** BEGIN **
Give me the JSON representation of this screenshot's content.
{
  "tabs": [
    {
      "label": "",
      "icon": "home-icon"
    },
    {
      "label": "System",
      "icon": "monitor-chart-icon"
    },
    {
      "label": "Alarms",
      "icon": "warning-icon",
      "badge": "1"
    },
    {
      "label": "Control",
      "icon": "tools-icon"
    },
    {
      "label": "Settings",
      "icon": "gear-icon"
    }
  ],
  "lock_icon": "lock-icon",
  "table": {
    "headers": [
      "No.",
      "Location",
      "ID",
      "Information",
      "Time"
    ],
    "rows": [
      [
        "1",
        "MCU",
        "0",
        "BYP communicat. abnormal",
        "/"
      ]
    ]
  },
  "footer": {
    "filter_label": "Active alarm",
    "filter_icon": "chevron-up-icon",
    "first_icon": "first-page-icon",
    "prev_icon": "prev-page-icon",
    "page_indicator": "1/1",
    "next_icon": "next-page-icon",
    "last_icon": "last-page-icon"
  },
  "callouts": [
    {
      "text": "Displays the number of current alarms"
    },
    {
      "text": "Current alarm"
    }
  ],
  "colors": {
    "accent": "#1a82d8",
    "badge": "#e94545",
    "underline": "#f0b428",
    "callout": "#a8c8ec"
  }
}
** END **
Transcribe all of the entries without altering anything.

**Solution for this problem**
Give me the JSON representation of this screenshot's content.
{
  "tabs": [
    {
      "label": "",
      "icon": "home-icon"
    },
    {
      "label": "System",
      "icon": "monitor-chart-icon"
    },
    {
      "label": "Alarms",
      "icon": "warning-icon",
      "badge": "1"
    },
    {
      "label": "Control",
      "icon": "tools-icon"
    },
    {
      "label": "Settings",
      "icon": "gear-icon"
    }
  ],
  "lock_icon": "lock-icon",
  "table": {
    "headers": [
      "No.",
      "Location",
      "ID",
      "Information",
      "Time"
    ],
    "rows": [
      [
        "1",
        "MCU",
        "0",
        "BYP communicat. abnormal",
        "/"
      ]
    ]
  },
  "footer": {
    "filter_label": "Active alarm",
    "filter_icon": "chevron-up-icon",
    "first_icon": "first-page-icon",
    "prev_icon": "prev-page-icon",
    "page_indicator": "1/1",
    "next_icon": "next-page-icon",
    "last_icon": "last-page-icon"
  },
  "callouts": [
    {
      "text": "Displays the number of current alarms"
    },
    {
      "text": "Current alarm"
    }
  ],
  "colors": {
    "accent": "#1a82d8",
    "badge": "#e94545",
    "underline": "#f0b428",
    "callout": "#a8c8ec"
  }
}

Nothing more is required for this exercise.